-- start SOURCE RECORDS --
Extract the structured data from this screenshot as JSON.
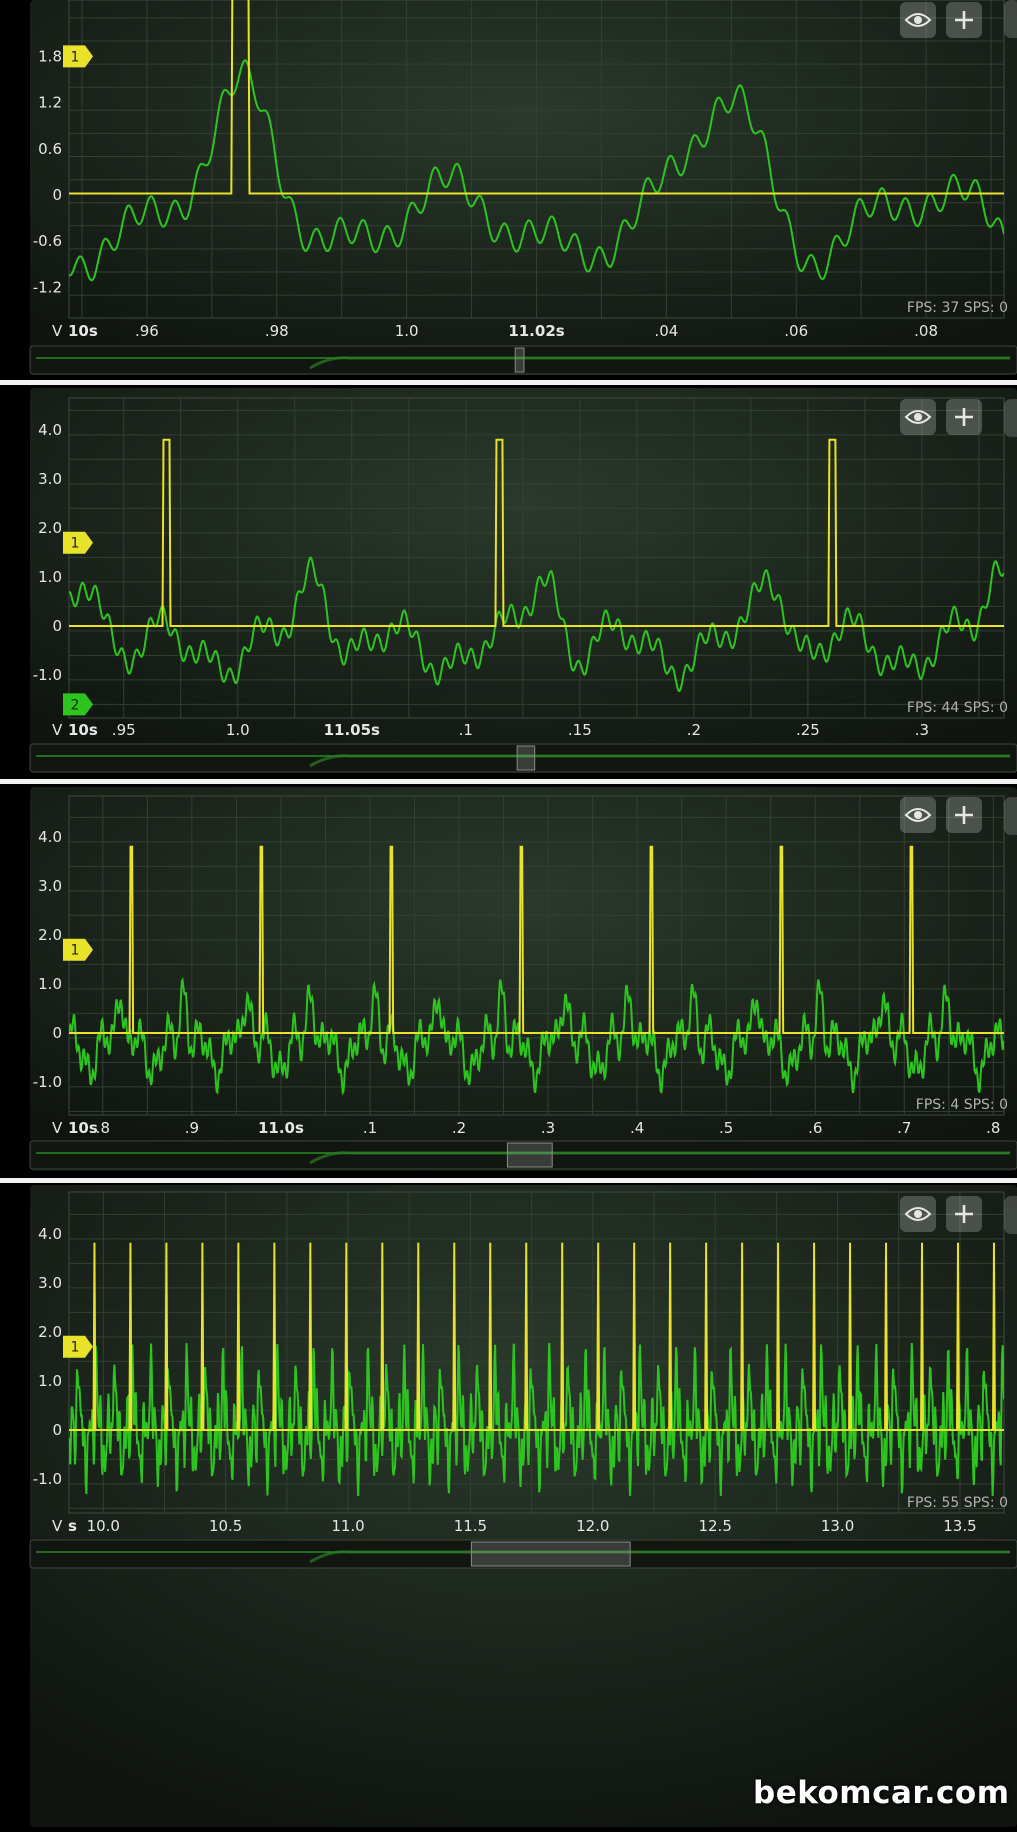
{
  "colors": {
    "ch1": "#e8e22a",
    "ch2": "#2ec41f",
    "text": "#e6e6e6",
    "stats": "#b0b0b0"
  },
  "icons": {
    "visibility": "eye-icon",
    "add": "plus-icon"
  },
  "chart_data": [
    {
      "type": "line",
      "ylim": [
        -1.6,
        2.6
      ],
      "y_ticks": [
        "1.8",
        "1.2",
        "0.6",
        "0",
        "-0.6",
        "-1.2"
      ],
      "y_tick_values": [
        1.8,
        1.2,
        0.6,
        0,
        -0.6,
        -1.2
      ],
      "x_unit_label": "V",
      "x_major_label": "10s",
      "x_ticks": [
        ".96",
        ".98",
        "1.0",
        "11.02s",
        ".04",
        ".06",
        ".08"
      ],
      "x_tick_values": [
        10.96,
        10.98,
        11.0,
        11.02,
        11.04,
        11.06,
        11.08
      ],
      "x_bold_tick": "11.02s",
      "xlim": [
        10.948,
        11.092
      ],
      "channel_markers": [
        "1"
      ],
      "marker_values": [
        1.8
      ],
      "stats": "FPS: 37  SPS: 0",
      "series": [
        {
          "channel": "1",
          "kind": "pulse",
          "baseline": 0.02,
          "peak": 2.6,
          "pulse_width": 0.0028,
          "pulse_times": [
            10.973
          ]
        },
        {
          "channel": "2",
          "kind": "wave",
          "amplitude": 1.0,
          "offset": 0.0,
          "cycles_per_second": 27,
          "detail": 6
        }
      ],
      "scroll_thumb": [
        0.492,
        0.501
      ]
    },
    {
      "type": "line",
      "ylim": [
        -1.6,
        4.5
      ],
      "y_ticks": [
        "4.0",
        "3.0",
        "2.0",
        "1.0",
        "0",
        "-1.0"
      ],
      "y_tick_values": [
        4.0,
        3.0,
        2.0,
        1.0,
        0,
        -1.0
      ],
      "x_unit_label": "V",
      "x_major_label": "10s",
      "x_ticks": [
        ".95",
        "1.0",
        "11.05s",
        ".1",
        ".15",
        ".2",
        ".25",
        ".3"
      ],
      "x_tick_values": [
        10.95,
        11.0,
        11.05,
        11.1,
        11.15,
        11.2,
        11.25,
        11.3
      ],
      "x_bold_tick": "11.05s",
      "xlim": [
        10.926,
        11.336
      ],
      "channel_markers": [
        "1",
        "2"
      ],
      "marker_values": [
        1.7,
        -1.6
      ],
      "stats": "FPS: 44  SPS: 0",
      "series": [
        {
          "channel": "1",
          "kind": "pulse",
          "baseline": 0.0,
          "peak": 3.8,
          "pulse_width": 0.0035,
          "pulse_times": [
            10.967,
            11.113,
            11.259
          ]
        },
        {
          "channel": "2",
          "kind": "wave",
          "amplitude": 1.1,
          "offset": -0.1,
          "cycles_per_second": 20,
          "detail": 5
        }
      ],
      "scroll_thumb": [
        0.494,
        0.512
      ]
    },
    {
      "type": "line",
      "ylim": [
        -1.6,
        4.5
      ],
      "y_ticks": [
        "4.0",
        "3.0",
        "2.0",
        "1.0",
        "0",
        "-1.0"
      ],
      "y_tick_values": [
        4.0,
        3.0,
        2.0,
        1.0,
        0,
        -1.0
      ],
      "x_unit_label": "V",
      "x_major_label": "10s",
      "x_ticks": [
        ".8",
        ".9",
        "11.0s",
        ".1",
        ".2",
        ".3",
        ".4",
        ".5",
        ".6",
        ".7",
        ".8"
      ],
      "x_tick_values": [
        10.8,
        10.9,
        11.0,
        11.1,
        11.2,
        11.3,
        11.4,
        11.5,
        11.6,
        11.7,
        11.8
      ],
      "x_bold_tick": "11.0s",
      "xlim": [
        10.762,
        11.812
      ],
      "channel_markers": [
        "1"
      ],
      "marker_values": [
        1.7
      ],
      "stats": "FPS: 4  SPS: 0",
      "series": [
        {
          "channel": "1",
          "kind": "pulse",
          "baseline": 0.0,
          "peak": 3.8,
          "pulse_width": 0.004,
          "pulse_times": [
            10.83,
            10.976,
            11.122,
            11.268,
            11.414,
            11.56,
            11.706
          ]
        },
        {
          "channel": "2",
          "kind": "wave",
          "amplitude": 1.05,
          "offset": -0.05,
          "cycles_per_second": 28,
          "detail": 4
        }
      ],
      "scroll_thumb": [
        0.484,
        0.53
      ]
    },
    {
      "type": "line",
      "ylim": [
        -1.6,
        4.5
      ],
      "y_ticks": [
        "4.0",
        "3.0",
        "2.0",
        "1.0",
        "0",
        "-1.0"
      ],
      "y_tick_values": [
        4.0,
        3.0,
        2.0,
        1.0,
        0,
        -1.0
      ],
      "x_unit_label": "V",
      "x_major_label": "s",
      "x_ticks": [
        "10.0",
        "10.5",
        "11.0",
        "11.5",
        "12.0",
        "12.5",
        "13.0",
        "13.5"
      ],
      "x_tick_values": [
        10.0,
        10.5,
        11.0,
        11.5,
        12.0,
        12.5,
        13.0,
        13.5
      ],
      "x_bold_tick": "",
      "xlim": [
        9.86,
        13.68
      ],
      "channel_markers": [
        "1"
      ],
      "marker_values": [
        1.7
      ],
      "stats": "FPS: 55  SPS: 0",
      "series": [
        {
          "channel": "1",
          "kind": "pulse",
          "baseline": 0.0,
          "peak": 3.8,
          "pulse_width": 0.008,
          "pulse_times": [
            9.96,
            10.107,
            10.254,
            10.401,
            10.548,
            10.695,
            10.842,
            10.989,
            11.136,
            11.283,
            11.43,
            11.577,
            11.724,
            11.871,
            12.018,
            12.165,
            12.312,
            12.459,
            12.606,
            12.753,
            12.9,
            13.047,
            13.194,
            13.341,
            13.488,
            13.635
          ]
        },
        {
          "channel": "2",
          "kind": "wave",
          "amplitude": 1.4,
          "offset": 0.1,
          "cycles_per_second": 27,
          "detail": 2
        }
      ],
      "scroll_thumb": [
        0.447,
        0.61
      ]
    }
  ],
  "watermark": "bekomcar.com"
}
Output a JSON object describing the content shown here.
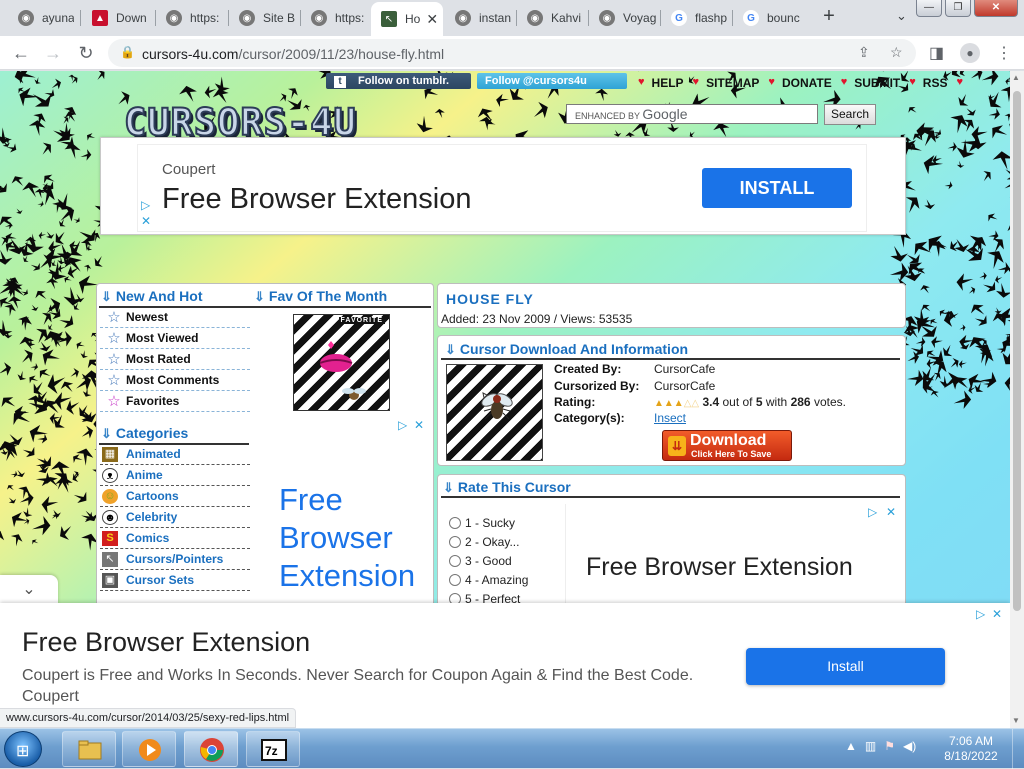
{
  "browser": {
    "tabs": [
      {
        "label": "ayuna",
        "favicon": "globe-icon"
      },
      {
        "label": "Down",
        "favicon": "red-pdf-icon"
      },
      {
        "label": "https:",
        "favicon": "globe-icon"
      },
      {
        "label": "Site B",
        "favicon": "globe-icon"
      },
      {
        "label": "https:",
        "favicon": "globe-icon"
      },
      {
        "label": "Ho",
        "favicon": "cursor-site-icon",
        "active": true
      },
      {
        "label": "instan",
        "favicon": "globe-icon"
      },
      {
        "label": "Kahvi",
        "favicon": "globe-icon"
      },
      {
        "label": "Voyag",
        "favicon": "globe-icon"
      },
      {
        "label": "flashp",
        "favicon": "google-icon"
      },
      {
        "label": "bounc",
        "favicon": "google-icon"
      }
    ],
    "new_tab_symbol": "+",
    "tab_close_symbol": "✕",
    "url_domain": "cursors-4u.com",
    "url_path": "/cursor/2009/11/23/house-fly.html",
    "status_url": "www.cursors-4u.com/cursor/2014/03/25/sexy-red-lips.html"
  },
  "site": {
    "logo": "CURSORS-4U",
    "tumblr_label": "Follow on tumblr.",
    "twitter_label": "Follow @cursors4u",
    "nav": [
      "HELP",
      "SITEMAP",
      "DONATE",
      "SUBMIT",
      "RSS"
    ],
    "search_placeholder": "ENHANCED BY",
    "search_brand": "Google",
    "search_button": "Search"
  },
  "ad_top": {
    "brand": "Coupert",
    "title": "Free Browser Extension",
    "button": "INSTALL"
  },
  "left": {
    "new_and_hot_heading": "New And Hot",
    "fav_heading": "Fav Of The Month",
    "fav_badge": "FAVORITE",
    "menu": [
      "Newest",
      "Most Viewed",
      "Most Rated",
      "Most Comments",
      "Favorites"
    ],
    "categories_heading": "Categories",
    "categories": [
      "Animated",
      "Anime",
      "Cartoons",
      "Celebrity",
      "Comics",
      "Cursors/Pointers",
      "Cursor Sets"
    ],
    "ad_text": [
      "Free",
      "Browser",
      "Extension"
    ]
  },
  "cursor": {
    "title": "HOUSE FLY",
    "added": "Added: 23 Nov 2009 / Views: 53535",
    "section_heading": "Cursor Download And Information",
    "created_by_label": "Created By:",
    "created_by": "CursorCafe",
    "cursorized_by_label": "Cursorized By:",
    "cursorized_by": "CursorCafe",
    "rating_label": "Rating:",
    "rating_value": "3.4",
    "rating_max": "5",
    "rating_votes": "286",
    "rating_out_of": "out of",
    "rating_with": "with",
    "rating_votes_word": "votes.",
    "category_label": "Category(s):",
    "category": "Insect",
    "download_label": "Download",
    "download_sub": "Click Here To Save"
  },
  "rate": {
    "heading": "Rate This Cursor",
    "options": [
      "1 - Sucky",
      "2 - Okay...",
      "3 - Good",
      "4 - Amazing",
      "5 - Perfect"
    ],
    "ad_text": "Free Browser Extension"
  },
  "ad_bottom": {
    "title": "Free Browser Extension",
    "desc": "Coupert is Free and Works In Seconds. Never Search for Coupon Again & Find the Best Code. Coupert",
    "button": "Install"
  },
  "taskbar": {
    "time": "7:06 AM",
    "date": "8/18/2022"
  },
  "colors": {
    "accent_blue": "#1a73e8",
    "site_blue": "#1a6fbf",
    "heart_red": "#e0142d",
    "download_red": "#c42a10"
  }
}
-- end SOURCE RECORDS --
SHORT EXERCISE => Which lines contain the word "Coupert"? Copy each of them.

SOLUTION FOR THIS TASK =>
    "brand": "Coupert",
    "desc": "Coupert is Free and Works In Seconds. Never Search for Coupon Again & Find the Best Code. Coupert",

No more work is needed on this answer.